>> START

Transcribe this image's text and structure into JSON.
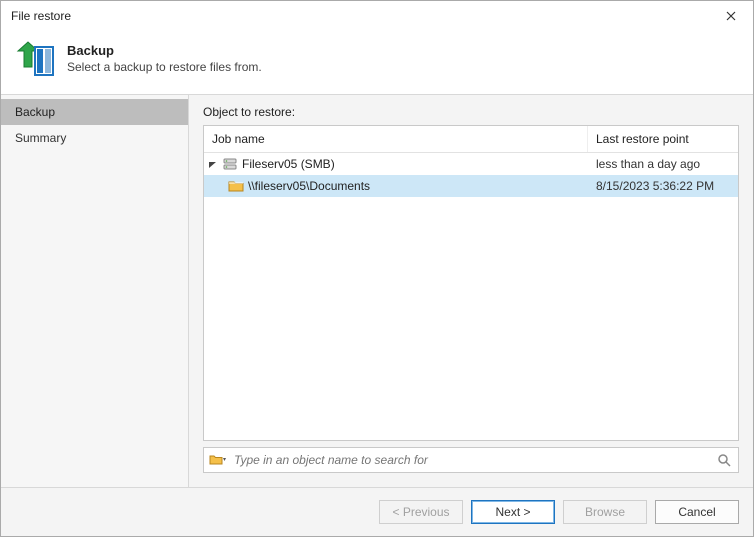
{
  "window": {
    "title": "File restore"
  },
  "header": {
    "title": "Backup",
    "subtitle": "Select a backup to restore files from."
  },
  "sidebar": {
    "items": [
      {
        "label": "Backup",
        "active": true
      },
      {
        "label": "Summary",
        "active": false
      }
    ]
  },
  "main": {
    "label": "Object to restore:",
    "columns": {
      "job": "Job name",
      "restore": "Last restore point"
    },
    "rows": [
      {
        "name": "Fileserv05 (SMB)",
        "restore": "less than a day ago",
        "level": 0,
        "icon": "server",
        "expanded": true,
        "selected": false
      },
      {
        "name": "\\\\fileserv05\\Documents",
        "restore": "8/15/2023 5:36:22 PM",
        "level": 1,
        "icon": "folder",
        "expanded": null,
        "selected": true
      }
    ]
  },
  "search": {
    "placeholder": "Type in an object name to search for"
  },
  "footer": {
    "previous": "< Previous",
    "next": "Next >",
    "browse": "Browse",
    "cancel": "Cancel"
  }
}
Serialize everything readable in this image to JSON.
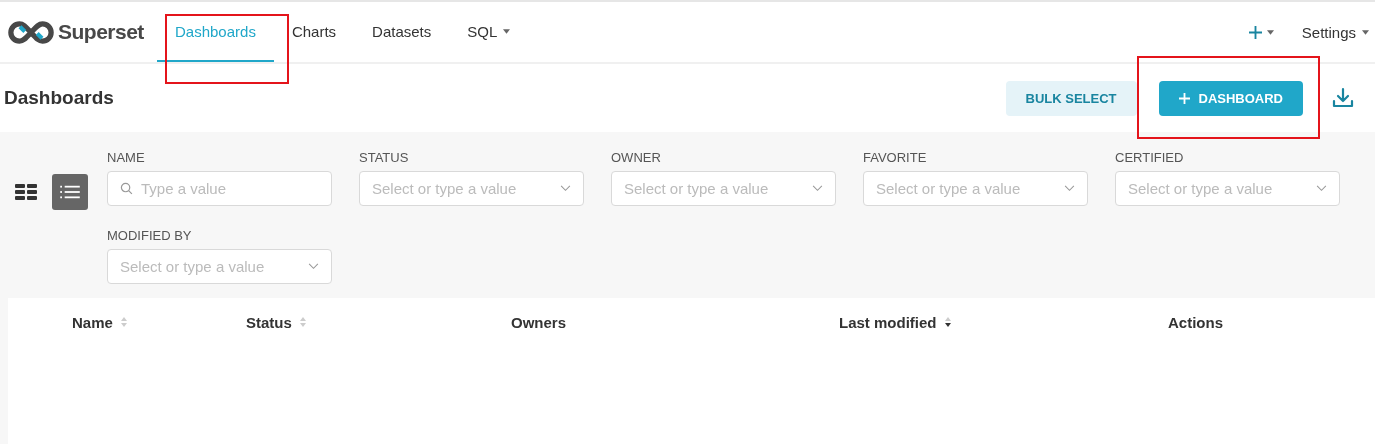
{
  "brand": {
    "name": "Superset"
  },
  "nav": [
    {
      "label": "Dashboards",
      "selected": true,
      "dropdown": false
    },
    {
      "label": "Charts",
      "selected": false,
      "dropdown": false
    },
    {
      "label": "Datasets",
      "selected": false,
      "dropdown": false
    },
    {
      "label": "SQL",
      "selected": false,
      "dropdown": true
    }
  ],
  "right_menu": {
    "settings": "Settings"
  },
  "page": {
    "title": "Dashboards",
    "bulk_select": "BULK SELECT",
    "add_button": "DASHBOARD"
  },
  "view_modes": [
    {
      "kind": "card",
      "selected": false
    },
    {
      "kind": "list",
      "selected": true
    }
  ],
  "filters": [
    {
      "label": "NAME",
      "kind": "search",
      "placeholder": "Type a value"
    },
    {
      "label": "STATUS",
      "kind": "select",
      "placeholder": "Select or type a value"
    },
    {
      "label": "OWNER",
      "kind": "select",
      "placeholder": "Select or type a value"
    },
    {
      "label": "FAVORITE",
      "kind": "select",
      "placeholder": "Select or type a value"
    },
    {
      "label": "CERTIFIED",
      "kind": "select",
      "placeholder": "Select or type a value"
    },
    {
      "label": "MODIFIED BY",
      "kind": "select",
      "placeholder": "Select or type a value"
    }
  ],
  "table": {
    "columns": [
      {
        "label": "Name",
        "sortable": true,
        "sorted": false
      },
      {
        "label": "Status",
        "sortable": true,
        "sorted": false
      },
      {
        "label": "Owners",
        "sortable": false
      },
      {
        "label": "Last modified",
        "sortable": true,
        "sorted": true
      },
      {
        "label": "Actions",
        "sortable": false
      }
    ]
  }
}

>> END

▶ [What to do] Using the material above, set down every line exactly, but skip the pictures.

▶ [Response for this exercise]
Transcribe this image's text and structure into JSON.
{
  "window": {
    "title": "File restore"
  },
  "header": {
    "title": "Backup",
    "subtitle": "Select a backup to restore files from."
  },
  "sidebar": {
    "items": [
      {
        "label": "Backup",
        "active": true
      },
      {
        "label": "Summary",
        "active": false
      }
    ]
  },
  "main": {
    "label": "Object to restore:",
    "columns": {
      "job": "Job name",
      "restore": "Last restore point"
    },
    "rows": [
      {
        "name": "Fileserv05 (SMB)",
        "restore": "less than a day ago",
        "level": 0,
        "icon": "server",
        "expanded": true,
        "selected": false
      },
      {
        "name": "\\\\fileserv05\\Documents",
        "restore": "8/15/2023 5:36:22 PM",
        "level": 1,
        "icon": "folder",
        "expanded": null,
        "selected": true
      }
    ]
  },
  "search": {
    "placeholder": "Type in an object name to search for"
  },
  "footer": {
    "previous": "< Previous",
    "next": "Next >",
    "browse": "Browse",
    "cancel": "Cancel"
  }
}
Serialize everything readable in this image to JSON.
{
  "brand": {
    "name": "Superset"
  },
  "nav": [
    {
      "label": "Dashboards",
      "selected": true,
      "dropdown": false
    },
    {
      "label": "Charts",
      "selected": false,
      "dropdown": false
    },
    {
      "label": "Datasets",
      "selected": false,
      "dropdown": false
    },
    {
      "label": "SQL",
      "selected": false,
      "dropdown": true
    }
  ],
  "right_menu": {
    "settings": "Settings"
  },
  "page": {
    "title": "Dashboards",
    "bulk_select": "BULK SELECT",
    "add_button": "DASHBOARD"
  },
  "view_modes": [
    {
      "kind": "card",
      "selected": false
    },
    {
      "kind": "list",
      "selected": true
    }
  ],
  "filters": [
    {
      "label": "NAME",
      "kind": "search",
      "placeholder": "Type a value"
    },
    {
      "label": "STATUS",
      "kind": "select",
      "placeholder": "Select or type a value"
    },
    {
      "label": "OWNER",
      "kind": "select",
      "placeholder": "Select or type a value"
    },
    {
      "label": "FAVORITE",
      "kind": "select",
      "placeholder": "Select or type a value"
    },
    {
      "label": "CERTIFIED",
      "kind": "select",
      "placeholder": "Select or type a value"
    },
    {
      "label": "MODIFIED BY",
      "kind": "select",
      "placeholder": "Select or type a value"
    }
  ],
  "table": {
    "columns": [
      {
        "label": "Name",
        "sortable": true,
        "sorted": false
      },
      {
        "label": "Status",
        "sortable": true,
        "sorted": false
      },
      {
        "label": "Owners",
        "sortable": false
      },
      {
        "label": "Last modified",
        "sortable": true,
        "sorted": true
      },
      {
        "label": "Actions",
        "sortable": false
      }
    ]
  }
}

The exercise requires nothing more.